>> Begin Dataset extract

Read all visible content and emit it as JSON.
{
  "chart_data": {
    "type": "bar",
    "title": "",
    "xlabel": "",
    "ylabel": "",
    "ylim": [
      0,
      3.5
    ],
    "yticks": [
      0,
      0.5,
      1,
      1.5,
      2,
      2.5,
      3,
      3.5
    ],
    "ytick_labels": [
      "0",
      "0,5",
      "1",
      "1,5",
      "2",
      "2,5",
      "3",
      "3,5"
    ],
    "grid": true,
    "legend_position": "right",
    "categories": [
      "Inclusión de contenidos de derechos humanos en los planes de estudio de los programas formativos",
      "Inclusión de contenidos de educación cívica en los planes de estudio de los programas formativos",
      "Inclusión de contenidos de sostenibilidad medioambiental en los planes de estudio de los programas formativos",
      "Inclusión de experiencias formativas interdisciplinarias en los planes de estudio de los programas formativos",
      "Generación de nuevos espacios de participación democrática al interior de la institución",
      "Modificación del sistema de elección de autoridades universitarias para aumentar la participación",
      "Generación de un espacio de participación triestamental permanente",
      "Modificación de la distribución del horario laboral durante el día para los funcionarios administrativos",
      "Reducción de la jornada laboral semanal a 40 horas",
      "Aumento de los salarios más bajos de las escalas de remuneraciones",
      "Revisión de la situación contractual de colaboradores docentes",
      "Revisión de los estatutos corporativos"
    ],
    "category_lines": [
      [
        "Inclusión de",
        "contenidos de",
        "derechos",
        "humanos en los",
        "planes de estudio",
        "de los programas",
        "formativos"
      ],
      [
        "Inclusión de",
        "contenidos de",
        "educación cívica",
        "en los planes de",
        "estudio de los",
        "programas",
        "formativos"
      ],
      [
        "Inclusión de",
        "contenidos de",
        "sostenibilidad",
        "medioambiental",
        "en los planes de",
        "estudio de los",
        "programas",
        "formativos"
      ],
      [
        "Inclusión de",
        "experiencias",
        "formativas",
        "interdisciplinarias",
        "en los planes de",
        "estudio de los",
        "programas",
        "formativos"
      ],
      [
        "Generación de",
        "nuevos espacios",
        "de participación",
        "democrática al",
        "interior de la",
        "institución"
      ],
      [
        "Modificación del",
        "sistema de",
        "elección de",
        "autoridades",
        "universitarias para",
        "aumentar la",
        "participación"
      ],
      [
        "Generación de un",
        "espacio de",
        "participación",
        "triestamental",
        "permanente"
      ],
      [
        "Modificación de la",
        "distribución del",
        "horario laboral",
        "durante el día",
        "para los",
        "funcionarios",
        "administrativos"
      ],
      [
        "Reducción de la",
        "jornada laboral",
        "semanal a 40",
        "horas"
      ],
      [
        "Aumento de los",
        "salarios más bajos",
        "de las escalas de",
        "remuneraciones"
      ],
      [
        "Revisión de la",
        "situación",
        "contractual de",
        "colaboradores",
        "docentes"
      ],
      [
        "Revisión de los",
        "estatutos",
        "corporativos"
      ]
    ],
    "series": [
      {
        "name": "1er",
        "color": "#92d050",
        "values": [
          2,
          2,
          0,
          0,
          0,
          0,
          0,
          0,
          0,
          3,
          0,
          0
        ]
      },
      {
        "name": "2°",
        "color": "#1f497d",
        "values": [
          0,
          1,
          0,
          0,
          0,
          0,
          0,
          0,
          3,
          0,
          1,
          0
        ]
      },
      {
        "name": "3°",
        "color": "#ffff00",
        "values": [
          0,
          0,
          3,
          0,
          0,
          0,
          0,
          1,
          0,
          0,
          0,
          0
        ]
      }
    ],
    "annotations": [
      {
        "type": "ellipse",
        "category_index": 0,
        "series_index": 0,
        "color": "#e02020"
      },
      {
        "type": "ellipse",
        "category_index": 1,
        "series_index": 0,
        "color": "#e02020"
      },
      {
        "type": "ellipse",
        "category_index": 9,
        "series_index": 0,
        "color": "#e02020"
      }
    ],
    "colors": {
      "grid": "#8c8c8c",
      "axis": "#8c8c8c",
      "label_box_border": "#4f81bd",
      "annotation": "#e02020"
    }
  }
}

>> End Dataset extract

Given task
Find how many lines in the listing hold "elección", and reply with that number only.

Correct output
2